Whenever a line below holds the word "curve", copy that line.

Collection entries
====================
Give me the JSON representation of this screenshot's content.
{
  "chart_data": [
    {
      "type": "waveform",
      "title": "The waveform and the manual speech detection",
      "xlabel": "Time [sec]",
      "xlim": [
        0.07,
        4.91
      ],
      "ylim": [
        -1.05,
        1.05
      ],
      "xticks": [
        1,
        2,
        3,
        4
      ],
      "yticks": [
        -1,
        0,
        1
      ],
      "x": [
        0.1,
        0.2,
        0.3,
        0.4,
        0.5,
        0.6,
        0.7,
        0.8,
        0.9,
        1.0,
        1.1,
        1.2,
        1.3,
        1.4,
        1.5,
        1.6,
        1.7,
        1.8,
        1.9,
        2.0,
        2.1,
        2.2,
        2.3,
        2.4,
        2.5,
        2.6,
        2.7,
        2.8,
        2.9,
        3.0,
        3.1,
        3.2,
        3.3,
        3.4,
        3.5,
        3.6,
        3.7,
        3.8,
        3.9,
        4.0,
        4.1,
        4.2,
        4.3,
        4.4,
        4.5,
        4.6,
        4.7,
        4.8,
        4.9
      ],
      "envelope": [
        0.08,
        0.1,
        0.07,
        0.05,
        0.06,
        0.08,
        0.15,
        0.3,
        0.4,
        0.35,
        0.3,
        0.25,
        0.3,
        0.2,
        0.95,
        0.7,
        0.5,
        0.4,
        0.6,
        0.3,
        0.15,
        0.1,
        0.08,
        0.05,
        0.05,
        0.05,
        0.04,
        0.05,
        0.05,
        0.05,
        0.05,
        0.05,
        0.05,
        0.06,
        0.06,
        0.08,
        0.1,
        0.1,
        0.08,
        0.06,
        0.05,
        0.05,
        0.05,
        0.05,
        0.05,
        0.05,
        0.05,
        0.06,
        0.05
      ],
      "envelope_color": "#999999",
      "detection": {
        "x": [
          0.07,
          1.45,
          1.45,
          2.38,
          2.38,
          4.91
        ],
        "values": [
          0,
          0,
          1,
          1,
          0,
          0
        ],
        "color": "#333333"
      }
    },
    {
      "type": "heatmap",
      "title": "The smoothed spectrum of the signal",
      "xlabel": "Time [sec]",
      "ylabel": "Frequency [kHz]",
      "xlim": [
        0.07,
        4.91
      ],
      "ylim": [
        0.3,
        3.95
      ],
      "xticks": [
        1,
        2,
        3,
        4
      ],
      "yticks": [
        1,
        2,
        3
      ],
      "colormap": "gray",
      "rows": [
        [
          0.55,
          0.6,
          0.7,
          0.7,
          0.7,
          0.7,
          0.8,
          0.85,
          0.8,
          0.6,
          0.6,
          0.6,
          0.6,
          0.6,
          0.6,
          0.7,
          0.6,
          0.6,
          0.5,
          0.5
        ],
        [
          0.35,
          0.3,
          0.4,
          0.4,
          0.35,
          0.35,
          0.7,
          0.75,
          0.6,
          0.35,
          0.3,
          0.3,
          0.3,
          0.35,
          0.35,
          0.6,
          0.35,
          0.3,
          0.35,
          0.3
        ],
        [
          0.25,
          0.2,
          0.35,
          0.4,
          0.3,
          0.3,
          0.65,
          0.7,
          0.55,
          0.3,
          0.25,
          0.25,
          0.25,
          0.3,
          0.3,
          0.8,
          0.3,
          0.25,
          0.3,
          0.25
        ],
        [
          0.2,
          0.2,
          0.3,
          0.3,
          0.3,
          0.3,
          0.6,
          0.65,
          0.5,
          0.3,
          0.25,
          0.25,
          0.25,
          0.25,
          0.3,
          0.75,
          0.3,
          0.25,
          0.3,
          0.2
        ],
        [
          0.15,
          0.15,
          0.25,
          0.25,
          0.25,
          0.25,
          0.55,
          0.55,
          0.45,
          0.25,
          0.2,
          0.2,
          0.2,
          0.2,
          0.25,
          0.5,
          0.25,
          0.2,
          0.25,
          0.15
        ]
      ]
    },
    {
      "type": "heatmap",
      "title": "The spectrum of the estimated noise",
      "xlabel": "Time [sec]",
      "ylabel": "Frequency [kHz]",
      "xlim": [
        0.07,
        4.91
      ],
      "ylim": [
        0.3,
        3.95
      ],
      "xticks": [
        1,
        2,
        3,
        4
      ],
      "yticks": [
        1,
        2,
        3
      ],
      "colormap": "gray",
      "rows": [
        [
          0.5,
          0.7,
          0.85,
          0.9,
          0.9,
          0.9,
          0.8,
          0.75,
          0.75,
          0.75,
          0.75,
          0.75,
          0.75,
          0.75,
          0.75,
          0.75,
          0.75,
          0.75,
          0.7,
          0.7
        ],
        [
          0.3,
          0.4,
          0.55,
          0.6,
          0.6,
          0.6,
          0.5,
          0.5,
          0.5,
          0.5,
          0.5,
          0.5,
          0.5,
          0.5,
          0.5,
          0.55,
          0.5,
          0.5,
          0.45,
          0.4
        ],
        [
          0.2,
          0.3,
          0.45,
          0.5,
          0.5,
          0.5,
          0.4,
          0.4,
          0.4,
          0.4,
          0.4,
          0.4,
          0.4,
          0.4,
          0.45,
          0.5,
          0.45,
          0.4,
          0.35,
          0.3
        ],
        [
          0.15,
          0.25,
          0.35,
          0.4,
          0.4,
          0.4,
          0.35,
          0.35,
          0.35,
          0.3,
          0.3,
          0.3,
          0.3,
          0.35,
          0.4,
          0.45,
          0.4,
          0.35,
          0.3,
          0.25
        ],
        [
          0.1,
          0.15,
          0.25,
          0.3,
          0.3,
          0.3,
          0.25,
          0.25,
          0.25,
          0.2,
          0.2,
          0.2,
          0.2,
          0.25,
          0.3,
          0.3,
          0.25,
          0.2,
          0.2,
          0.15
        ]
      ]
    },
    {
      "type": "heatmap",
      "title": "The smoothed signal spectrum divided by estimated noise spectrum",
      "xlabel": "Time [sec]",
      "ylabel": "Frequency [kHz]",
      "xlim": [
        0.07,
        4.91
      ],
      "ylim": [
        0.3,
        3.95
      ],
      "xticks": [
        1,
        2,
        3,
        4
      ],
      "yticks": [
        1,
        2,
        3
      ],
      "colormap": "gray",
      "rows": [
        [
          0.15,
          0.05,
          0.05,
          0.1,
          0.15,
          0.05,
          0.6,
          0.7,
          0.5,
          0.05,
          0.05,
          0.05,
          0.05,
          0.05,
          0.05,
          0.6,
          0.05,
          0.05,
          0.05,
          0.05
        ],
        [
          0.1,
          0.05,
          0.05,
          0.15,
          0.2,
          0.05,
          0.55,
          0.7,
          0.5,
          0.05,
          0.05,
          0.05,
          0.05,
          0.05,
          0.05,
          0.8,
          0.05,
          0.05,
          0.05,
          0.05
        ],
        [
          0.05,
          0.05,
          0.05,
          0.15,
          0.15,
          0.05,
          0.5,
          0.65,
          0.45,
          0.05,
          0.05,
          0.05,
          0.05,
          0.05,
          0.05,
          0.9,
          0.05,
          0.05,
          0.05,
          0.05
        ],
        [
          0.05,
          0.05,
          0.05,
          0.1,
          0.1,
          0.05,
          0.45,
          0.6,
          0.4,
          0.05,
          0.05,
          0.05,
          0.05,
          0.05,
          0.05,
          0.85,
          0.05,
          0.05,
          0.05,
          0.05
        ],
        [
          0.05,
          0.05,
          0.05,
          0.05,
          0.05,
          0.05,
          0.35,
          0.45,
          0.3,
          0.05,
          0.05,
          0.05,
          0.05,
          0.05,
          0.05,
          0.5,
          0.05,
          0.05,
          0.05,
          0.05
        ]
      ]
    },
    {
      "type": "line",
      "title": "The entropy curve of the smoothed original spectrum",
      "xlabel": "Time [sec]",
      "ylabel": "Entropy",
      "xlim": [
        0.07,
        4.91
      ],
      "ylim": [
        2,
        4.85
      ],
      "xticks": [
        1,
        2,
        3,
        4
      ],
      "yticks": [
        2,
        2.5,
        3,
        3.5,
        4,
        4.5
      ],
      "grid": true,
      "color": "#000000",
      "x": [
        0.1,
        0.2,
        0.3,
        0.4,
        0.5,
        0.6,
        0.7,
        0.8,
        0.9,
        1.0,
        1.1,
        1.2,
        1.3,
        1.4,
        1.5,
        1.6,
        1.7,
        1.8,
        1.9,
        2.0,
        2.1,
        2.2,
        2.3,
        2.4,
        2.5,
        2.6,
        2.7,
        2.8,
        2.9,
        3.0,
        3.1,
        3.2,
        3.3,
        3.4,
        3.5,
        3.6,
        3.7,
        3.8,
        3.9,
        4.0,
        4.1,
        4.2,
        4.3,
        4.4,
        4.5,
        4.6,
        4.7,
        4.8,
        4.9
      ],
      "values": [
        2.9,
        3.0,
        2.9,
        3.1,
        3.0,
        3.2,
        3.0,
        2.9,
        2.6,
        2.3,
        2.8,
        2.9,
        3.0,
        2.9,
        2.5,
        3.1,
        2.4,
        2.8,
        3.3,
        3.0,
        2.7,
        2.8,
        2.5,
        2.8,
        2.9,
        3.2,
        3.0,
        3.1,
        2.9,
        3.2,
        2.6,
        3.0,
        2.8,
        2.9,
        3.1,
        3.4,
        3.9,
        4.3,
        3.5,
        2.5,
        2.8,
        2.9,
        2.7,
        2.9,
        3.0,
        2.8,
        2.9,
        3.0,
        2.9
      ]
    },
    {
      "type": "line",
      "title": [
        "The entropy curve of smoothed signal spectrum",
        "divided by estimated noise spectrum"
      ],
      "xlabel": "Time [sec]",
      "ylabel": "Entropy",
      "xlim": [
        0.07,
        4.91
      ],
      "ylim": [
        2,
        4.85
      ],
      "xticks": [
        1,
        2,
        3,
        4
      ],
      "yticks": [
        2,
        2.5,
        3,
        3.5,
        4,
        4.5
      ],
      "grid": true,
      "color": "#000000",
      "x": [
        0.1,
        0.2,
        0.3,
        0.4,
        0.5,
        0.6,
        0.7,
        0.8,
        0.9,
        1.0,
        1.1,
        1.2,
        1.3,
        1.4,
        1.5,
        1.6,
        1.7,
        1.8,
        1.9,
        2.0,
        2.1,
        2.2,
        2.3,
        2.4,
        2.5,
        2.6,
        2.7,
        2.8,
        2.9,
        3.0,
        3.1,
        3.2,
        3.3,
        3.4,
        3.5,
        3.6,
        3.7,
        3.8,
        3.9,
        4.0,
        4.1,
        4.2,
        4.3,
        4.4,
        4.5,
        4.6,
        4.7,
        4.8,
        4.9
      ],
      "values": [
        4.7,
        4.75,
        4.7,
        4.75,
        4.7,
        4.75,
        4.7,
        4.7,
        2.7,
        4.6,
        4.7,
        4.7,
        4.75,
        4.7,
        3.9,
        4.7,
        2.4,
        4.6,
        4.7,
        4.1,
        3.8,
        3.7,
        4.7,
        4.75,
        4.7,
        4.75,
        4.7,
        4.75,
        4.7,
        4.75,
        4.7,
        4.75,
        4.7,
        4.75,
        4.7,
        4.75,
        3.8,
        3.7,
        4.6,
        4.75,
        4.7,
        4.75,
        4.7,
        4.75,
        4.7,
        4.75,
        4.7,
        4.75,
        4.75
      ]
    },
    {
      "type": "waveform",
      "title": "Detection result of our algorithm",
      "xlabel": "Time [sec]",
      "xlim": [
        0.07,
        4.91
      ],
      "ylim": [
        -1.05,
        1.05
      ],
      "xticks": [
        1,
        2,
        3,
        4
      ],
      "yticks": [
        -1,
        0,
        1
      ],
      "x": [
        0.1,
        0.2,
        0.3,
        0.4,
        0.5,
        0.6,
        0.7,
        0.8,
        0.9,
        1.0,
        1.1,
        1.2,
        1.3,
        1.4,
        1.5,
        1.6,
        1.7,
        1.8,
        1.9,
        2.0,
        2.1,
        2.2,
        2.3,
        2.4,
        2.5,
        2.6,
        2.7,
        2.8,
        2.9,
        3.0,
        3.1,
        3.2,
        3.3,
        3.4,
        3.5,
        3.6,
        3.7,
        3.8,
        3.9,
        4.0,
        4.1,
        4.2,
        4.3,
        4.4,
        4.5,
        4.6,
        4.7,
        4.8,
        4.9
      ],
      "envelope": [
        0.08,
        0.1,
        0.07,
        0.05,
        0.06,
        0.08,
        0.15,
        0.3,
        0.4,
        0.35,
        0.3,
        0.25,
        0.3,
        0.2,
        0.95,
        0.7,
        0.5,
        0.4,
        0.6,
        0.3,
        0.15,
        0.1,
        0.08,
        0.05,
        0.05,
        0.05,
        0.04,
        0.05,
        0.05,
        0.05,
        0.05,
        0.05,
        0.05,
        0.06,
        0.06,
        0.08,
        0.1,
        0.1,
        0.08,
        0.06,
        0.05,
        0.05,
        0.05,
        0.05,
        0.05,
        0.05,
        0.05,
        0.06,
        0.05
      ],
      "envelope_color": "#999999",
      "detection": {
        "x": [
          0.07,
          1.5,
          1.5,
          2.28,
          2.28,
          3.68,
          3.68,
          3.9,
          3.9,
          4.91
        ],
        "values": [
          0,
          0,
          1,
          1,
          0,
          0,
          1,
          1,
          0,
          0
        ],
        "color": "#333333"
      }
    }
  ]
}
====================
● ANSWER:
      "title": "The entropy curve of the smoothed original spectrum",
        "The entropy curve of smoothed signal spectrum",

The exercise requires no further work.